### WORK INSTRUCTIONS
Tally the lines holding the string "Navigation" and reply with that number alone.
# # # # #
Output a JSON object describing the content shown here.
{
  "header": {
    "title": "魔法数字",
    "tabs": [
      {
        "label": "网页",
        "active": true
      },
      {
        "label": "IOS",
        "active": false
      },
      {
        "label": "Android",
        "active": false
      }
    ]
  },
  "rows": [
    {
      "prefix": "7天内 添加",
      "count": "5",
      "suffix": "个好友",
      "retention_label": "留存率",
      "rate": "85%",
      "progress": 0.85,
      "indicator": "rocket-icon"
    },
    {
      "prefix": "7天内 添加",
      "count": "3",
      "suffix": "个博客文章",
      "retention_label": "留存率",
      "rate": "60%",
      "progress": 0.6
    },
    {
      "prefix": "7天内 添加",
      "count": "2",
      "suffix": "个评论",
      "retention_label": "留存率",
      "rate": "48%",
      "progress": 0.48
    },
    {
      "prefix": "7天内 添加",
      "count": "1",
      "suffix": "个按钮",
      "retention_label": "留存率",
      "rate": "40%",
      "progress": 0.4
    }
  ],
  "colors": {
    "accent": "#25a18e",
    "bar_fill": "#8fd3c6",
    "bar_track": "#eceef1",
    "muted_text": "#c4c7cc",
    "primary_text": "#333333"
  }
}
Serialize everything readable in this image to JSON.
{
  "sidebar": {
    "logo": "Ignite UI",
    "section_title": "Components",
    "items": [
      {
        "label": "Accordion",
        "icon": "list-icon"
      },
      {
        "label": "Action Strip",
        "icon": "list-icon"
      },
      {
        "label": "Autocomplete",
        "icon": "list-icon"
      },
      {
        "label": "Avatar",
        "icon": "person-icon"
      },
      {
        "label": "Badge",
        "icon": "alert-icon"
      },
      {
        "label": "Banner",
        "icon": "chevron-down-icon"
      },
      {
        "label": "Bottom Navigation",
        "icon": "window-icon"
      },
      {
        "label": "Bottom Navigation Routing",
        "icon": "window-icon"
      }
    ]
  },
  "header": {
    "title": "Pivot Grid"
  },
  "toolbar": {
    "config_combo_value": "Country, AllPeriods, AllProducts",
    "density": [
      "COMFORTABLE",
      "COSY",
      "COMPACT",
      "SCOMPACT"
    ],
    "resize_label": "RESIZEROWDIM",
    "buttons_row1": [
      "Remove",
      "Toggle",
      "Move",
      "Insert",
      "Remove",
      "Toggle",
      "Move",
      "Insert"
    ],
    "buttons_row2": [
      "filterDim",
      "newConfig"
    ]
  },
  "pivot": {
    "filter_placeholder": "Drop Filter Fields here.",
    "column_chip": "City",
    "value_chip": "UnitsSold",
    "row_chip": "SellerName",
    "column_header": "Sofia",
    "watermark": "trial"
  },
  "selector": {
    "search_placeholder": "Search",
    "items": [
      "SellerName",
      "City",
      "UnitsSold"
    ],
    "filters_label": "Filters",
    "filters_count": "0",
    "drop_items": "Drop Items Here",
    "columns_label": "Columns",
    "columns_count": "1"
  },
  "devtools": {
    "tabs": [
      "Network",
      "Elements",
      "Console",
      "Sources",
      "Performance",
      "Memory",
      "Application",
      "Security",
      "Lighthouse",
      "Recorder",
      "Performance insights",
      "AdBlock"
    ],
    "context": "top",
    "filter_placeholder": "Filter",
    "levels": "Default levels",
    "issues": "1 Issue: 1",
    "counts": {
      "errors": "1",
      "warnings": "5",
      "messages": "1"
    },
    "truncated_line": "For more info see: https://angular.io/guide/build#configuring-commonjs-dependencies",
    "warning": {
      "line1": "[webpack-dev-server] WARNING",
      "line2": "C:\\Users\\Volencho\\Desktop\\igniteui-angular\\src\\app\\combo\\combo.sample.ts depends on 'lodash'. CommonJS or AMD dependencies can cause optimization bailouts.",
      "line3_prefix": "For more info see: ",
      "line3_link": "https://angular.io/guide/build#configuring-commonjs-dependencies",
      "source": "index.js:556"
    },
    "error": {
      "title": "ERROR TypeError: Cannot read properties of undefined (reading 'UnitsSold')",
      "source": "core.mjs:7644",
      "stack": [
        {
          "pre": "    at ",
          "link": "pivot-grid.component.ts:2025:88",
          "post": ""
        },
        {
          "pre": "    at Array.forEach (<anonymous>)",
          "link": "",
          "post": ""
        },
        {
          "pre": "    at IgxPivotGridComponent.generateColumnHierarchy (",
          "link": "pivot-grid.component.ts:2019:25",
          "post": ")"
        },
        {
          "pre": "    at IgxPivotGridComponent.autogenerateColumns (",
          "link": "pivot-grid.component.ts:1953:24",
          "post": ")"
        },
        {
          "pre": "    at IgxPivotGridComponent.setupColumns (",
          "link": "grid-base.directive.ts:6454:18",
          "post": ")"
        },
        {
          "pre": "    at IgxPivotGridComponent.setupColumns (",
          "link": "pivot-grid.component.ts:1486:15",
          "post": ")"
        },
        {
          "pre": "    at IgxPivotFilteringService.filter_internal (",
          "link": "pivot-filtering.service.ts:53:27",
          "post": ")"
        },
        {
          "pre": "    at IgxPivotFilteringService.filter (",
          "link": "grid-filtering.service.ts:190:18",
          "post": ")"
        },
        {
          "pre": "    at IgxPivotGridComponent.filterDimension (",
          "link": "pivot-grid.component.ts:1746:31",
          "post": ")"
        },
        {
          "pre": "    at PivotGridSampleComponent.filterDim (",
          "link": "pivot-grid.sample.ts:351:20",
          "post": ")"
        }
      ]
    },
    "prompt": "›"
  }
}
# # # # #
### ANSWER IN FULL
2